> EXERCISE OBJECTIVE:
Give the records from the line containing "header-gauge: 仪表压力 xyxy=(389,28,627,70)" through the line containing "gauge-value: -1.013 hPa" as a Markdown table with columns n and Line, holding a row number and the line, with blank lines left out.

> EXTRACTED MATERIAL:
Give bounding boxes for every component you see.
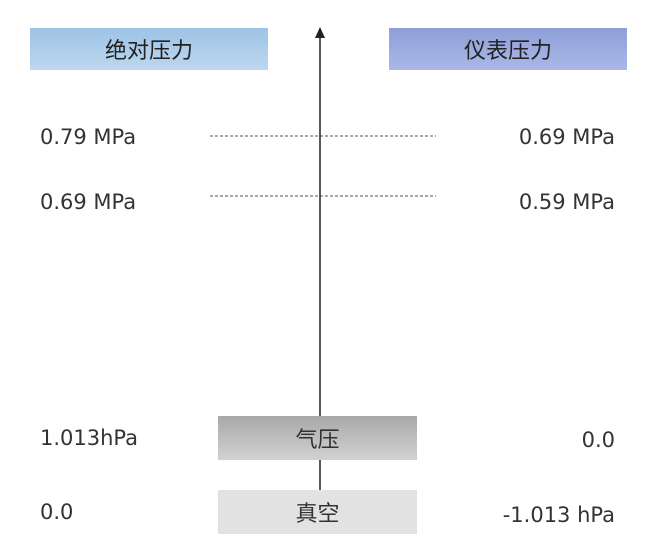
header-gauge: 仪表压力 xyxy=(389,28,627,70)
header-absolute: 绝对压力 xyxy=(30,28,268,70)
absolute-value: 0.69 MPa xyxy=(40,190,137,214)
gauge-value: 0.69 MPa xyxy=(518,125,615,149)
gauge-value: 0.0 xyxy=(581,428,615,452)
absolute-value: 1.013hPa xyxy=(40,426,139,450)
arrow-head xyxy=(315,27,325,38)
vacuum-box: 真空 xyxy=(218,490,417,534)
atmospheric-box: 气压 xyxy=(218,416,417,460)
gauge-value: -1.013 hPa xyxy=(502,503,615,527)
absolute-value: 0.79 MPa xyxy=(40,125,137,149)
absolute-value: 0.0 xyxy=(40,500,74,524)
gauge-value: 0.59 MPa xyxy=(518,190,615,214)
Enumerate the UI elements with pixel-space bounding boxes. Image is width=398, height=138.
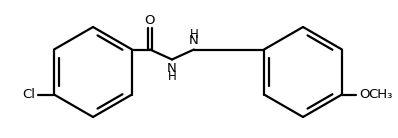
Text: O: O — [145, 14, 155, 27]
Text: O: O — [359, 88, 369, 101]
Text: N: N — [189, 34, 199, 47]
Text: H: H — [168, 70, 176, 83]
Text: N: N — [167, 62, 177, 75]
Text: Cl: Cl — [22, 88, 35, 101]
Text: H: H — [189, 27, 198, 40]
Text: CH₃: CH₃ — [368, 88, 392, 101]
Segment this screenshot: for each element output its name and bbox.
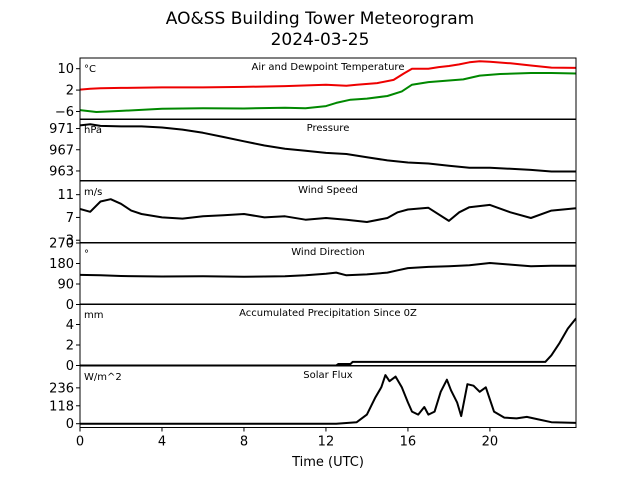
panel-unit: W/m^2: [84, 372, 122, 383]
y-tick-label: 10: [57, 62, 74, 77]
series-line-6-1: [80, 374, 576, 425]
x-axis-label: Time (UTC): [291, 455, 364, 470]
figure-date: 2024-03-25: [271, 30, 370, 50]
y-tick-label: 967: [49, 143, 74, 158]
panel-title: Wind Direction: [291, 247, 365, 258]
y-tick-label: 2: [66, 84, 74, 99]
y-tick-label: 2: [66, 339, 74, 354]
panel-unit: mm: [84, 310, 103, 321]
panel-3: 3 7 11 Wind Speed m/s: [57, 180, 577, 249]
x-tick-label: 4: [158, 435, 166, 450]
series-line-1-2: [80, 72, 576, 113]
y-tick-label: 3: [66, 234, 74, 249]
y-tick-label: 11: [57, 188, 74, 203]
y-tick-label: 118: [49, 399, 74, 414]
panel-title: Solar Flux: [303, 370, 353, 381]
panel-frame: [79, 365, 577, 428]
panel-title: Air and Dewpoint Temperature: [252, 62, 405, 73]
y-tick-label: 4: [66, 318, 74, 333]
y-tick-label: 0: [66, 298, 74, 313]
x-tick-label: 16: [400, 435, 417, 450]
series-line-2-1: [80, 123, 576, 173]
panel-unit: °: [84, 249, 89, 260]
panel-unit: hPa: [84, 125, 102, 136]
x-tick-label: 20: [482, 435, 499, 450]
x-axis: 0 4 8 12 16 20: [76, 427, 499, 450]
panel-6: 0 118 236 Solar Flux W/m^2: [49, 365, 577, 432]
series-line-1-1: [80, 60, 576, 91]
y-tick-label: 971: [49, 122, 74, 137]
panel-unit: °C: [84, 64, 96, 75]
y-tick-label: 90: [57, 278, 74, 293]
y-tick-label: 963: [49, 164, 74, 179]
panel-title: Accumulated Precipitation Since 0Z: [239, 308, 417, 319]
series-line-4-1: [80, 262, 576, 278]
panel-5: 0 2 4 Accumulated Precipitation Since 0Z mm: [66, 303, 577, 374]
x-tick-label: 12: [318, 435, 335, 450]
y-tick-label: −6: [55, 105, 74, 120]
panel-1: −6 2 10 Air and Dewpoint Temperature °C: [55, 57, 577, 120]
figure-title: AO&SS Building Tower Meteorogram: [166, 9, 474, 29]
panel-4: 0 90 180 270 Wind Direction °: [49, 237, 577, 313]
x-tick-label: 0: [76, 435, 84, 450]
y-tick-label: 7: [66, 211, 74, 226]
series-line-5-1: [80, 317, 576, 366]
panel-title: Pressure: [307, 123, 350, 134]
y-tick-label: 270: [49, 237, 74, 252]
series-line-3-1: [80, 198, 576, 223]
panel-title: Wind Speed: [298, 185, 358, 196]
x-tick-label: 8: [240, 435, 248, 450]
panel-unit: m/s: [84, 187, 102, 198]
y-tick-label: 0: [66, 417, 74, 432]
y-tick-label: 0: [66, 359, 74, 374]
y-tick-label: 180: [49, 257, 74, 272]
y-tick-label: 236: [49, 381, 74, 396]
panel-2: 963 967 971 Pressure hPa: [49, 118, 577, 181]
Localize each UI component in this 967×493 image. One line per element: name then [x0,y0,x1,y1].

> RESULT BELOW:
| n | Line |
|---|---|
| 1 | header-gauge: 仪表压力 xyxy=(389,28,627,70) |
| 2 | header-absolute: 绝对压力 xyxy=(30,28,268,70) |
| 3 | absolute-value: 0.69 MPa xyxy=(40,190,137,214) |
| 4 | gauge-value: 0.69 MPa xyxy=(518,125,615,149) |
| 5 | gauge-value: 0.0 xyxy=(581,428,615,452) |
| 6 | absolute-value: 1.013hPa xyxy=(40,426,139,450) |
| 7 | arrow-head xyxy=(315,27,325,38) |
| 8 | vacuum-box: 真空 xyxy=(218,490,417,534) |
| 9 | atmospheric-box: 气压 xyxy=(218,416,417,460) |
| 10 | gauge-value: -1.013 hPa xyxy=(502,503,615,527) |